§ Exercise:
Say how many lines of the material below contain the word "Reisen", with no other words.

(Dataset records)
---

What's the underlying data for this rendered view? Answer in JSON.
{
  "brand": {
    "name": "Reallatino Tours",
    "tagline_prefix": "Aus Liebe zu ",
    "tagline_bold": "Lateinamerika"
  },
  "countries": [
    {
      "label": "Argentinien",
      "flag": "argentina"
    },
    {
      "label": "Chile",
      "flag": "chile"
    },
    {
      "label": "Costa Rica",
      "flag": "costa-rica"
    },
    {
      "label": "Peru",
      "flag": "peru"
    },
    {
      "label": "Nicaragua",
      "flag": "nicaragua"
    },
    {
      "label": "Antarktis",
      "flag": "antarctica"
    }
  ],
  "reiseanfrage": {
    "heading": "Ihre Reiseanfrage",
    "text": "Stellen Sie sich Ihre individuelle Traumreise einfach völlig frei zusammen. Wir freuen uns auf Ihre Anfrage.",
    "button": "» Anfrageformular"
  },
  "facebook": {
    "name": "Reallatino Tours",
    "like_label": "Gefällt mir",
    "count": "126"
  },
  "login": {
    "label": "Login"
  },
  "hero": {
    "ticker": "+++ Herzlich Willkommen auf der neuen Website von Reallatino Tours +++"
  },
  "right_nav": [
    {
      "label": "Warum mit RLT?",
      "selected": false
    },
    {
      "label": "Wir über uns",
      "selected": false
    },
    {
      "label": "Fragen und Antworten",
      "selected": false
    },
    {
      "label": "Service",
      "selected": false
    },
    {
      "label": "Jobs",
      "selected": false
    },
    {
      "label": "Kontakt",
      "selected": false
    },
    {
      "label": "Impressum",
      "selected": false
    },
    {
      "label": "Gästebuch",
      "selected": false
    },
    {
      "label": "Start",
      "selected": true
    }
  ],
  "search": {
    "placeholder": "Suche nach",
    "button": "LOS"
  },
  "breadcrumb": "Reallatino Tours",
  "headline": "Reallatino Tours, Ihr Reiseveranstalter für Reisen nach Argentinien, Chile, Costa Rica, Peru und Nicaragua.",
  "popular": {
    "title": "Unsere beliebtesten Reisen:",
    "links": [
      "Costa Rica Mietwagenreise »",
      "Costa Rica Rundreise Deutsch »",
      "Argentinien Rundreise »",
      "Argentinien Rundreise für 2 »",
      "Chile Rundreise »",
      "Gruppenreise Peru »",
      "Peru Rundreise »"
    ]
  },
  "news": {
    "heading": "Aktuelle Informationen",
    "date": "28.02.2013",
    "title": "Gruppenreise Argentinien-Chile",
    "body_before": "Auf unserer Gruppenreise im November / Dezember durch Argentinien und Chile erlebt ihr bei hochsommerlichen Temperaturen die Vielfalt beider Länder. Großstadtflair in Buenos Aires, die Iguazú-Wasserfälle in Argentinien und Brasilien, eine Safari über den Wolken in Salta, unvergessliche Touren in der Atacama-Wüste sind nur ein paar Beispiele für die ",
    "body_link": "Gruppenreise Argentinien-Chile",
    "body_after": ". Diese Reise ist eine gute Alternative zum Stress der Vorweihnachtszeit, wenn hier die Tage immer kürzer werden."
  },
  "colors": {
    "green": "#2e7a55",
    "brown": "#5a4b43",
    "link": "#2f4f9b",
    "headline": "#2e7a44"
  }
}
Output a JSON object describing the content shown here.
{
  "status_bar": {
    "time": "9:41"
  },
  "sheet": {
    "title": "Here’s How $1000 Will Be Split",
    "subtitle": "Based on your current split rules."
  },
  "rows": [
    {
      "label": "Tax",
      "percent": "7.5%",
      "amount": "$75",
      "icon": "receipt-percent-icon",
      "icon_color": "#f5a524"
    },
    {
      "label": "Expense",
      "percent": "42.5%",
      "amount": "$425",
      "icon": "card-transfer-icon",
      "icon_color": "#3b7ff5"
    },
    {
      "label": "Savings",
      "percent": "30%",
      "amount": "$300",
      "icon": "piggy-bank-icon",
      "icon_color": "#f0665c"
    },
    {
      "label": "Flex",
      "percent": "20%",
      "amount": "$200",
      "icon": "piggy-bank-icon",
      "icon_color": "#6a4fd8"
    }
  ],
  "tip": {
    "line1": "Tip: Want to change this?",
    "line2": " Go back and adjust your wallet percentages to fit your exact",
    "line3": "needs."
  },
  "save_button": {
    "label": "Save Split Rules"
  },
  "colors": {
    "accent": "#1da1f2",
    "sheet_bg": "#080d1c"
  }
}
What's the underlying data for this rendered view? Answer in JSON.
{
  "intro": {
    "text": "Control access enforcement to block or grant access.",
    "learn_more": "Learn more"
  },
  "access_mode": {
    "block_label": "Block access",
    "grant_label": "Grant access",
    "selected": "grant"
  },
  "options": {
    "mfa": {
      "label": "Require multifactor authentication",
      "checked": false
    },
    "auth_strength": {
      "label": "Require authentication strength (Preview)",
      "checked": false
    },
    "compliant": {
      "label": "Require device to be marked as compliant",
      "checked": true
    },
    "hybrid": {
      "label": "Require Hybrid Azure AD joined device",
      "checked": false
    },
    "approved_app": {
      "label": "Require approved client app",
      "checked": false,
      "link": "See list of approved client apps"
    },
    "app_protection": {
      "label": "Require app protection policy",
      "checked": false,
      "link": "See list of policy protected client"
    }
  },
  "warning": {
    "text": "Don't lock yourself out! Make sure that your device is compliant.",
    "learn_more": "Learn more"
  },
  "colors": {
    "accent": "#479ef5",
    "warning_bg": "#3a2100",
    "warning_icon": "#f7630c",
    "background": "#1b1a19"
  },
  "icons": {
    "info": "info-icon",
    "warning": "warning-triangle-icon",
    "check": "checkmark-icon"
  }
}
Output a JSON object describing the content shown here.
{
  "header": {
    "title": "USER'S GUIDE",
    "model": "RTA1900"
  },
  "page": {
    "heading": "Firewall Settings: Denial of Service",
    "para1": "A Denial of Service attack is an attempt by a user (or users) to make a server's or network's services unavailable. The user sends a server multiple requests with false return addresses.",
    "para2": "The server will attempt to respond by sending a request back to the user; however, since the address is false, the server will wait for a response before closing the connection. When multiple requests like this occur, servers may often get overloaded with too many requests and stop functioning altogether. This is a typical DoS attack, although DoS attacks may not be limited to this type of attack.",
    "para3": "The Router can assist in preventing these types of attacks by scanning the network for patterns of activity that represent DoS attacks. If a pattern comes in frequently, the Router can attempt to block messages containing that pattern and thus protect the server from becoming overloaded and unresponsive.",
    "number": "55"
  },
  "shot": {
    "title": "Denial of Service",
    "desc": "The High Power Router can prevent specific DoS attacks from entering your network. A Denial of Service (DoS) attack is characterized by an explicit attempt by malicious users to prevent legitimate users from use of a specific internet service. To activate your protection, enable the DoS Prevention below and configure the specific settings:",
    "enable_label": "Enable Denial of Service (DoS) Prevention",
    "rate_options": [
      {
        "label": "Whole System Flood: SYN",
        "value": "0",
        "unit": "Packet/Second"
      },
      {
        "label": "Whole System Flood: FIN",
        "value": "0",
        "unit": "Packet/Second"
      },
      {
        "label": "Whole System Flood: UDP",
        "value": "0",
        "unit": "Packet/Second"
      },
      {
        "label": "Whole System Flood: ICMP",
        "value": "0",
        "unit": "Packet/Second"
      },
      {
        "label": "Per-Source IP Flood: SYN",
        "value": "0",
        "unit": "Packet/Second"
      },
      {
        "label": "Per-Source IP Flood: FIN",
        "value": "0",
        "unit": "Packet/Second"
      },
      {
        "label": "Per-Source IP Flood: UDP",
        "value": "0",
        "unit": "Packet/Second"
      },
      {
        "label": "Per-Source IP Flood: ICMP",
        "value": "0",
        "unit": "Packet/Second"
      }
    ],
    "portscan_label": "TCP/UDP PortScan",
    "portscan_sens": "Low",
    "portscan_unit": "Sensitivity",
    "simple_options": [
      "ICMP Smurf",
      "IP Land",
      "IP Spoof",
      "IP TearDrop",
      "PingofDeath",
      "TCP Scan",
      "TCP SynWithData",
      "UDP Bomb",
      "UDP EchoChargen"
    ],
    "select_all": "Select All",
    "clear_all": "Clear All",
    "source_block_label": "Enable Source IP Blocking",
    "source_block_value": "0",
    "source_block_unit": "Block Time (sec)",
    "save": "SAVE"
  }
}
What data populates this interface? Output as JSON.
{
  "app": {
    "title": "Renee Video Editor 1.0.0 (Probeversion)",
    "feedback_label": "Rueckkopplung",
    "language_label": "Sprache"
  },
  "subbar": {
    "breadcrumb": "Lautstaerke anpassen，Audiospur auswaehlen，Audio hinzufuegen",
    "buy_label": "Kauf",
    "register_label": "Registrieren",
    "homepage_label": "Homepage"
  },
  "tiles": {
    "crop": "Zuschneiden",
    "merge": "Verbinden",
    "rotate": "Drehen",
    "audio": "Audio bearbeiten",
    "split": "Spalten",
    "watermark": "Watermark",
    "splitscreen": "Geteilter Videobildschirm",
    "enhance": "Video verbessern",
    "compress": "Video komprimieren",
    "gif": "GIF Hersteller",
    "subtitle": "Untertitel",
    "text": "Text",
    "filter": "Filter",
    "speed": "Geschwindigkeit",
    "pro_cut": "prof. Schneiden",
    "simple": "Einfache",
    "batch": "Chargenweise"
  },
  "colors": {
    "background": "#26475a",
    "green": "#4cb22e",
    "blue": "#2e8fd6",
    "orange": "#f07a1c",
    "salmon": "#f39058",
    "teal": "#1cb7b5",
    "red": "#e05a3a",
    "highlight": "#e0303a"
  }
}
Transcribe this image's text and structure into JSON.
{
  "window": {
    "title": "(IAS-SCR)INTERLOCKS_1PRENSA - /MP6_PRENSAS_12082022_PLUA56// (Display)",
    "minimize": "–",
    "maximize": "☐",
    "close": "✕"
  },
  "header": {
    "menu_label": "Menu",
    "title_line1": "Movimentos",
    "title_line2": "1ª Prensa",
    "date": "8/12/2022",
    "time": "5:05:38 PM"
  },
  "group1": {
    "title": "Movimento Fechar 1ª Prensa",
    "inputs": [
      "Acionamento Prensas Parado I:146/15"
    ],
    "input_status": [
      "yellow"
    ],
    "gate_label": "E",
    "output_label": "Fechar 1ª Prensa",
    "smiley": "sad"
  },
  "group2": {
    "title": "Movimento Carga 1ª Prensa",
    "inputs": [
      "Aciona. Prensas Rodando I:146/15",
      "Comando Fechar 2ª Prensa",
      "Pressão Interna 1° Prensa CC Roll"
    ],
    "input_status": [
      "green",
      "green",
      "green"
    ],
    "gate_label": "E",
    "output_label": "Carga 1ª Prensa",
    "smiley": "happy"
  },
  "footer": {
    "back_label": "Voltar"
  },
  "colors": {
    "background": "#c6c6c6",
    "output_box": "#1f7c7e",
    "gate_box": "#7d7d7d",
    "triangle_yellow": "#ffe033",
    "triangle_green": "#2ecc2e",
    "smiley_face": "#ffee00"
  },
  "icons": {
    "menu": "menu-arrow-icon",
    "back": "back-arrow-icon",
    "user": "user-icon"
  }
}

---

§ Solved problem:
2